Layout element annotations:
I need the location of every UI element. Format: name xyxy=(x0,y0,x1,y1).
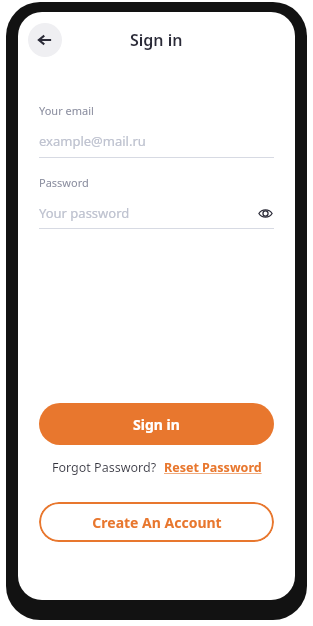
button[interactable]: Show password xyxy=(256,204,274,222)
button[interactable]: Your password xyxy=(39,204,274,222)
button[interactable]: Create An Account xyxy=(39,502,274,542)
staticText: Your password xyxy=(39,204,256,222)
staticText: Sign in xyxy=(133,415,180,434)
staticText: example@mail.ru xyxy=(39,132,146,150)
staticText: Forgot Password? xyxy=(52,459,157,476)
staticText: Your email xyxy=(39,103,94,118)
button[interactable]: Sign in xyxy=(39,403,274,445)
staticText: Sign in xyxy=(130,29,183,51)
button[interactable]: Reset Password xyxy=(164,459,262,476)
button[interactable]: Back xyxy=(28,23,62,57)
staticText: Reset Password xyxy=(164,459,262,476)
staticText: Create An Account xyxy=(92,513,222,532)
staticText: Password xyxy=(39,175,89,190)
button[interactable]: example@mail.ru xyxy=(39,132,274,150)
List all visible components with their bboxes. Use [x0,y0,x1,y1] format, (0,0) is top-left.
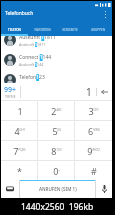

Instruction: Reproduce the entries above, replacing "UI element" with "interface element" and leaving everything else unchanged. Omit the pictures from your answer.

Exercise answer:
I need the location of every interface element. Format: name xyxy=(x0,y0,x1,y1).
button[interactable]: Show password xyxy=(256,204,274,222)
button[interactable]: Your password xyxy=(39,204,274,222)
button[interactable]: Create An Account xyxy=(39,502,274,542)
staticText: Your password xyxy=(39,204,256,222)
staticText: Sign in xyxy=(133,415,180,434)
staticText: example@mail.ru xyxy=(39,132,146,150)
staticText: Forgot Password? xyxy=(52,459,157,476)
staticText: Your email xyxy=(39,103,94,118)
button[interactable]: Sign in xyxy=(39,403,274,445)
staticText: Sign in xyxy=(130,29,183,51)
button[interactable]: Reset Password xyxy=(164,459,262,476)
button[interactable]: Back xyxy=(28,23,62,57)
staticText: Reset Password xyxy=(164,459,262,476)
staticText: Create An Account xyxy=(92,513,222,532)
staticText: Password xyxy=(39,175,89,190)
button[interactable]: example@mail.ru xyxy=(39,132,274,150)
List all visible components with their bboxes. Use [x0,y0,x1,y1] format, (0,0) is top-left.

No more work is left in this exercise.